# SET EXERCISE:
Transcribe the entries below exactly; leave every image out.

(Stored data)
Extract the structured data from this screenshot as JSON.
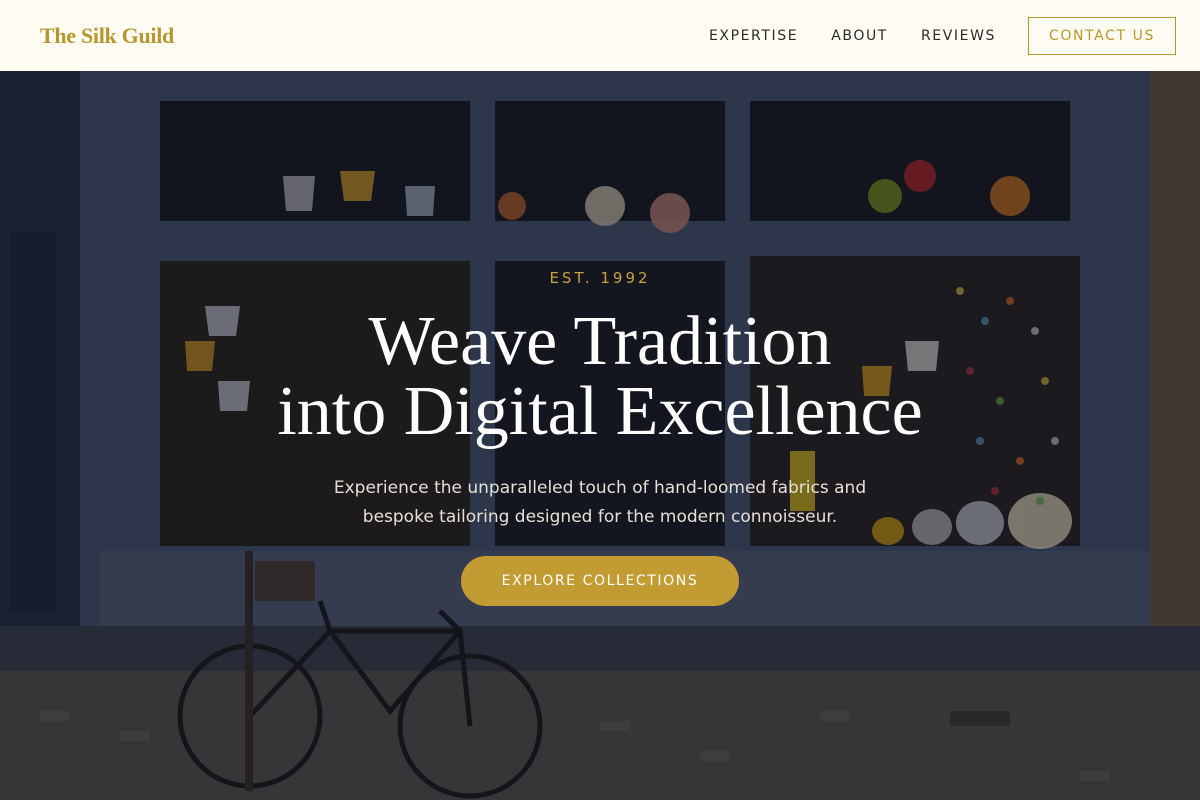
{
  "header": {
    "brand": "The Silk Guild",
    "nav": [
      "EXPERTISE",
      "ABOUT",
      "REVIEWS"
    ],
    "contact_label": "CONTACT US"
  },
  "hero": {
    "eyebrow": "EST. 1992",
    "headline_line1": "Weave Tradition",
    "headline_line2": "into Digital Excellence",
    "subtext_line1": "Experience the unparalleled touch of hand-loomed fabrics and",
    "subtext_line2": "bespoke tailoring designed for the modern connoisseur.",
    "cta_label": "EXPLORE COLLECTIONS"
  },
  "colors": {
    "accent": "#c29b32",
    "header_bg": "#fffdf3",
    "brand_text": "#b8962e"
  }
}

# OUTPUT FOR THIS TASK:
Extract the structured data from this screenshot as JSON.
{
  "header": {
    "brand": "The Silk Guild",
    "nav": [
      "EXPERTISE",
      "ABOUT",
      "REVIEWS"
    ],
    "contact_label": "CONTACT US"
  },
  "hero": {
    "eyebrow": "EST. 1992",
    "headline_line1": "Weave Tradition",
    "headline_line2": "into Digital Excellence",
    "subtext_line1": "Experience the unparalleled touch of hand-loomed fabrics and",
    "subtext_line2": "bespoke tailoring designed for the modern connoisseur.",
    "cta_label": "EXPLORE COLLECTIONS"
  },
  "colors": {
    "accent": "#c29b32",
    "header_bg": "#fffdf3",
    "brand_text": "#b8962e"
  }
}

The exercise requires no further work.